= Aim =
With the pictures omitted, write out the entries that follow exactly as they stand.
----- Exercise input -----
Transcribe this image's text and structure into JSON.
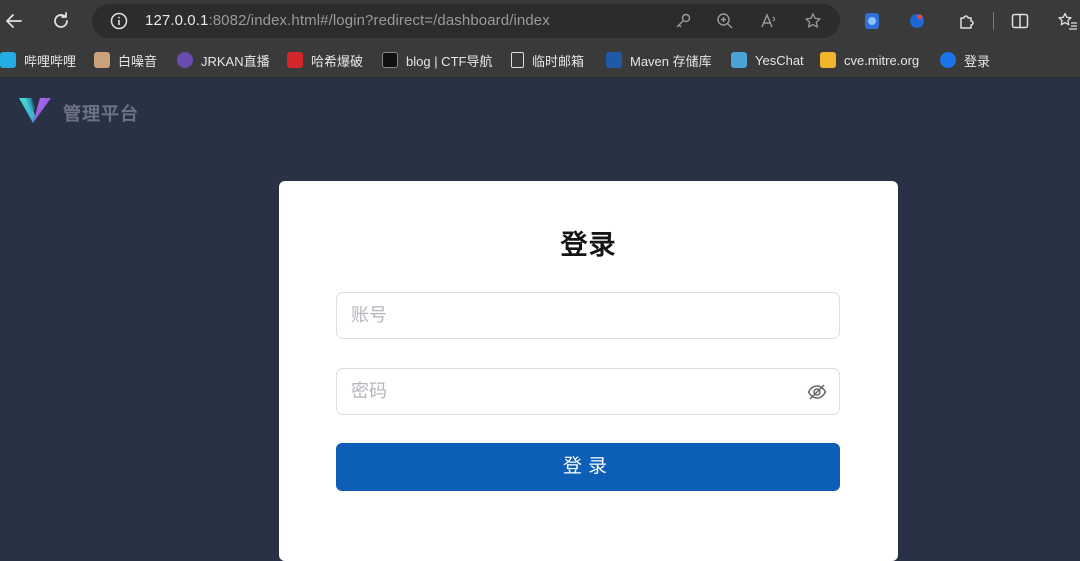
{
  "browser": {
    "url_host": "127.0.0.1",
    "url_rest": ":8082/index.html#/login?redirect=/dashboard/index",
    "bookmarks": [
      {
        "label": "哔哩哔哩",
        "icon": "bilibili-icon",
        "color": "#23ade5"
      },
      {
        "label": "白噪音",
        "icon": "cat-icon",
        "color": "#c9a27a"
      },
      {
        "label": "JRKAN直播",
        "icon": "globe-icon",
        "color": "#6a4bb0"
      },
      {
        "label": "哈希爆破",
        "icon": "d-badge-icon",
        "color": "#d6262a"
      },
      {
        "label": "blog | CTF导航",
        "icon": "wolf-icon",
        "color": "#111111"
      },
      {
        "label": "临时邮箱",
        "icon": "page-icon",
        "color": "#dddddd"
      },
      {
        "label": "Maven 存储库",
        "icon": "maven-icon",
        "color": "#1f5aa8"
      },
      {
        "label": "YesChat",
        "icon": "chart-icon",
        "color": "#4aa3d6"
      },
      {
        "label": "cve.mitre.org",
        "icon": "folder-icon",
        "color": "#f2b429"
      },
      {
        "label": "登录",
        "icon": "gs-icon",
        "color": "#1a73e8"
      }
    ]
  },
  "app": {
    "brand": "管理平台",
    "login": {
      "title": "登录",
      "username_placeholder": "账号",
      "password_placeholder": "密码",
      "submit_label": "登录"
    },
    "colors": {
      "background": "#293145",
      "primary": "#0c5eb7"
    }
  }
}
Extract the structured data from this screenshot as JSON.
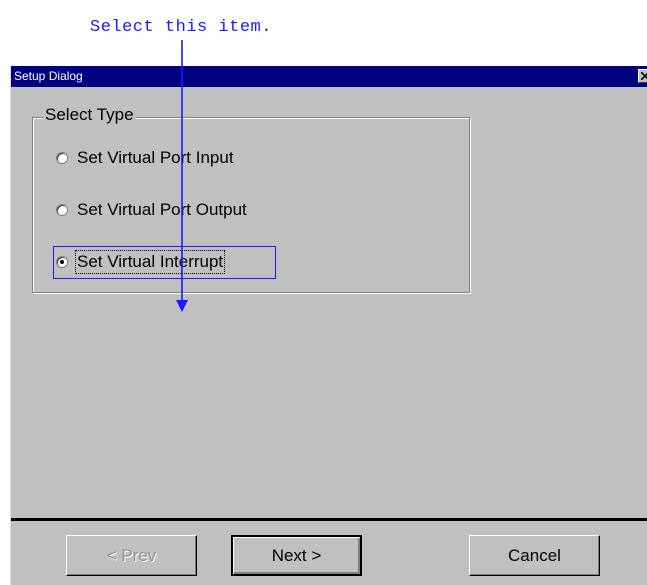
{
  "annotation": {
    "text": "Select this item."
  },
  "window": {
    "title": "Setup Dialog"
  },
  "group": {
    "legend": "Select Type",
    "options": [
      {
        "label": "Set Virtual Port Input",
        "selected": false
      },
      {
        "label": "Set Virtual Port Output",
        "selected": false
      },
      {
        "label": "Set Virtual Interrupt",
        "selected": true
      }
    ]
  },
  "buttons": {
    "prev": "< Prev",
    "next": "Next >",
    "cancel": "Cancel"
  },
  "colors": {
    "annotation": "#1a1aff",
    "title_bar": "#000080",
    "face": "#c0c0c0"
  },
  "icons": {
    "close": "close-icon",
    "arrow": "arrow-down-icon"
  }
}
-----
= In response =
Transcribe this image's text and structure into JSON.
{
  "browser": {
    "url_host": "127.0.0.1",
    "url_rest": ":8082/index.html#/login?redirect=/dashboard/index",
    "bookmarks": [
      {
        "label": "哔哩哔哩",
        "icon": "bilibili-icon",
        "color": "#23ade5"
      },
      {
        "label": "白噪音",
        "icon": "cat-icon",
        "color": "#c9a27a"
      },
      {
        "label": "JRKAN直播",
        "icon": "globe-icon",
        "color": "#6a4bb0"
      },
      {
        "label": "哈希爆破",
        "icon": "d-badge-icon",
        "color": "#d6262a"
      },
      {
        "label": "blog | CTF导航",
        "icon": "wolf-icon",
        "color": "#111111"
      },
      {
        "label": "临时邮箱",
        "icon": "page-icon",
        "color": "#dddddd"
      },
      {
        "label": "Maven 存储库",
        "icon": "maven-icon",
        "color": "#1f5aa8"
      },
      {
        "label": "YesChat",
        "icon": "chart-icon",
        "color": "#4aa3d6"
      },
      {
        "label": "cve.mitre.org",
        "icon": "folder-icon",
        "color": "#f2b429"
      },
      {
        "label": "登录",
        "icon": "gs-icon",
        "color": "#1a73e8"
      }
    ]
  },
  "app": {
    "brand": "管理平台",
    "login": {
      "title": "登录",
      "username_placeholder": "账号",
      "password_placeholder": "密码",
      "submit_label": "登录"
    },
    "colors": {
      "background": "#293145",
      "primary": "#0c5eb7"
    }
  }
}
Extract the structured data from this screenshot as JSON.
{
  "annotation": {
    "text": "Select this item."
  },
  "window": {
    "title": "Setup Dialog"
  },
  "group": {
    "legend": "Select Type",
    "options": [
      {
        "label": "Set Virtual Port Input",
        "selected": false
      },
      {
        "label": "Set Virtual Port Output",
        "selected": false
      },
      {
        "label": "Set Virtual Interrupt",
        "selected": true
      }
    ]
  },
  "buttons": {
    "prev": "< Prev",
    "next": "Next >",
    "cancel": "Cancel"
  },
  "colors": {
    "annotation": "#1a1aff",
    "title_bar": "#000080",
    "face": "#c0c0c0"
  },
  "icons": {
    "close": "close-icon",
    "arrow": "arrow-down-icon"
  }
}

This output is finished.